═══ Records to use ═══
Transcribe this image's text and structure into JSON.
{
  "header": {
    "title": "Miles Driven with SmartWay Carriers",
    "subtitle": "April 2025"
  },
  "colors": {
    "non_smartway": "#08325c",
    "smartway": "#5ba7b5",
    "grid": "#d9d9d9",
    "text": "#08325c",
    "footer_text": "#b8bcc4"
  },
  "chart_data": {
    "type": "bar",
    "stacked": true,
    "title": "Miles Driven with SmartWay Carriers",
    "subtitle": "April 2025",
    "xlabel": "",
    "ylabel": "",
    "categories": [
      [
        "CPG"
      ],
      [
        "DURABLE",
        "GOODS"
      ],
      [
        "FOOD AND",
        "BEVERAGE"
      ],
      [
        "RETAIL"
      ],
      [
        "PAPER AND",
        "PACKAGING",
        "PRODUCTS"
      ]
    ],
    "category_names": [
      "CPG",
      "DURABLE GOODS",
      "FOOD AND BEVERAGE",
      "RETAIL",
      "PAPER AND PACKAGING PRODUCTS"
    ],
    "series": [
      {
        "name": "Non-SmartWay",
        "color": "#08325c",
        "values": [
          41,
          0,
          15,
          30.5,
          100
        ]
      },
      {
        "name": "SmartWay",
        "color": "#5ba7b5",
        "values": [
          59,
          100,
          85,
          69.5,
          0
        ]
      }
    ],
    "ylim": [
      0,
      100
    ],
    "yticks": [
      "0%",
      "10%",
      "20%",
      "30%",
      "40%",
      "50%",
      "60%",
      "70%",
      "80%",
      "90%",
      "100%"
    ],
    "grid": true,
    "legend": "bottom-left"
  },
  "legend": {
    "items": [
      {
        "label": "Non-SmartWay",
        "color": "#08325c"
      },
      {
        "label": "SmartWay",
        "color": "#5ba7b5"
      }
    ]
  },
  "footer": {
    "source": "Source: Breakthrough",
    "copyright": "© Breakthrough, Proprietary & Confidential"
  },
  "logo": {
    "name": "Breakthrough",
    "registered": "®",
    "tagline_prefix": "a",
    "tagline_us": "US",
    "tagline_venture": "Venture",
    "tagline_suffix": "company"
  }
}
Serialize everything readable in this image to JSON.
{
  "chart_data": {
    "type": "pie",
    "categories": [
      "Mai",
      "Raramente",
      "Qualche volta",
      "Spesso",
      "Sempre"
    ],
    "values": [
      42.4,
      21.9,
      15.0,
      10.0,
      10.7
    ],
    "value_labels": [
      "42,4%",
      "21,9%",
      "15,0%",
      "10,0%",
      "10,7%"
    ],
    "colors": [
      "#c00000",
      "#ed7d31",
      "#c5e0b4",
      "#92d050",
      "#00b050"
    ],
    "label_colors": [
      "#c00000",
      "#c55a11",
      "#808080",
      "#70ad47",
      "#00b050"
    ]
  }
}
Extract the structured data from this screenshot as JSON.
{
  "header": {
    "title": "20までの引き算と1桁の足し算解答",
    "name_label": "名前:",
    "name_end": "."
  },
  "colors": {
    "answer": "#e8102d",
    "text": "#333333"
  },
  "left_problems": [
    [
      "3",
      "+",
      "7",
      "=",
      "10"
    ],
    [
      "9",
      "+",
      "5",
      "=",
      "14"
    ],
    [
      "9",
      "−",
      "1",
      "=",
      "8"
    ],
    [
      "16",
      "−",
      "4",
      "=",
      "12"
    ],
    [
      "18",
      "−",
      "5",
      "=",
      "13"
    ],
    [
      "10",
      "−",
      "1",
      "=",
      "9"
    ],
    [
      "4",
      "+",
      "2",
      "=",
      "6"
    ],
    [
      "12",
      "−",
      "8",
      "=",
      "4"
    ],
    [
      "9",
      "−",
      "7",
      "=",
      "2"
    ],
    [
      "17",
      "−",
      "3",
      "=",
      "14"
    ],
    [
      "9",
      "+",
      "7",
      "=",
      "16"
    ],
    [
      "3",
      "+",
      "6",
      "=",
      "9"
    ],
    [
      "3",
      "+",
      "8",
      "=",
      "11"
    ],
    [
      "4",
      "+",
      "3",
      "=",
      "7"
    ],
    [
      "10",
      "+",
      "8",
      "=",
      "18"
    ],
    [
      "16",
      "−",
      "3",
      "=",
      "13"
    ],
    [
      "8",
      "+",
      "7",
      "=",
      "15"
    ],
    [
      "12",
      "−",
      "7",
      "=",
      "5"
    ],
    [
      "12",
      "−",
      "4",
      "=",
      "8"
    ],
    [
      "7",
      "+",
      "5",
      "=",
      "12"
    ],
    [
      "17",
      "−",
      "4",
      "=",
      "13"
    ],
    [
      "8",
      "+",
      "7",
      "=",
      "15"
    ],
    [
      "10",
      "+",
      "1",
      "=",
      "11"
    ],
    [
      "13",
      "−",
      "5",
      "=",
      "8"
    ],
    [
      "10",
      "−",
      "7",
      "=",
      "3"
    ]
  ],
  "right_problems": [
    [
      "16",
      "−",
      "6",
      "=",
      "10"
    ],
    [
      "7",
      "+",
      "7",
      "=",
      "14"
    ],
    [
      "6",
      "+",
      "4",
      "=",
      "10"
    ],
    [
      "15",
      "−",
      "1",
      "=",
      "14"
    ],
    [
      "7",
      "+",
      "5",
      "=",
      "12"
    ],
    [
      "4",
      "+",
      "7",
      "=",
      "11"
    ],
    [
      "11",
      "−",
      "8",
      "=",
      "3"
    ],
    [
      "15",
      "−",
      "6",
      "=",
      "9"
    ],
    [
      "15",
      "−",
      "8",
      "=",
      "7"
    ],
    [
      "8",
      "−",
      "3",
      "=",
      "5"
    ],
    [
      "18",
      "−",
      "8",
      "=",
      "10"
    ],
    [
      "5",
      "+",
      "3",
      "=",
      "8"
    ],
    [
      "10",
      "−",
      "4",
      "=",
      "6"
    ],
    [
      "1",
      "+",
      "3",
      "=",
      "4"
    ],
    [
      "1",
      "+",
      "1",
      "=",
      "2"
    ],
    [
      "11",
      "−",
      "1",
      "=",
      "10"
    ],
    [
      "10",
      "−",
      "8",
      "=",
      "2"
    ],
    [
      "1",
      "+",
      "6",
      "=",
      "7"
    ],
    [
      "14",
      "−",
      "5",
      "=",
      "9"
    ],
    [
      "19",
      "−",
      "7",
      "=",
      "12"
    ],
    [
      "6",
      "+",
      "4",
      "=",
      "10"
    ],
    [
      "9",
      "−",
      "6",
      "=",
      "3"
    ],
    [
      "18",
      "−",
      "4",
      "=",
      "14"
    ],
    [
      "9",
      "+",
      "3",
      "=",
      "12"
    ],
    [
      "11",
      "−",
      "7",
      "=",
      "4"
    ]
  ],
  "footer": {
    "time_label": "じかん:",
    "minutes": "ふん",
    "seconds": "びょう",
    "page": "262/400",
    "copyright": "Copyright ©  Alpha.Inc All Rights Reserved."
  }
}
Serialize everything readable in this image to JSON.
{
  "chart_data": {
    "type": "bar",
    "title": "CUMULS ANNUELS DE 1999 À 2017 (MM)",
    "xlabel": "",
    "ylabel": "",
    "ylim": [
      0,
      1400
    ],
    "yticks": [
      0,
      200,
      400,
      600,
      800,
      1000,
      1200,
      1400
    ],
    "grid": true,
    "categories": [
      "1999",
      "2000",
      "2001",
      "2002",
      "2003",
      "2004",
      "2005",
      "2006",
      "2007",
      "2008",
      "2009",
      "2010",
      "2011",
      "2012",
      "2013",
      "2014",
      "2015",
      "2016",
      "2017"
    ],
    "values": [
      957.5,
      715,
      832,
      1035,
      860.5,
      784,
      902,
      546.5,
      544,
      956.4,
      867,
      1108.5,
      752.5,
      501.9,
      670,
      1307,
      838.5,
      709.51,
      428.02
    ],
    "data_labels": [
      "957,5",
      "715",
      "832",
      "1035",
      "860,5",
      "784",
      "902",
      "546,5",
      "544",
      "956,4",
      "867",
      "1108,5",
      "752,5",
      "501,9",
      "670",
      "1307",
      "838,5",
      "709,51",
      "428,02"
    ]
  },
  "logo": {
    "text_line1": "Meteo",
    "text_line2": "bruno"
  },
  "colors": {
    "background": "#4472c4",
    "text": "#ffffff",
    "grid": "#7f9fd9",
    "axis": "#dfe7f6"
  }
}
═══
→ **Set problem**
State how many lines in the entries above include the word "PRODUCTS"; reply with the number alone.

→ **Solution to the exercise**
2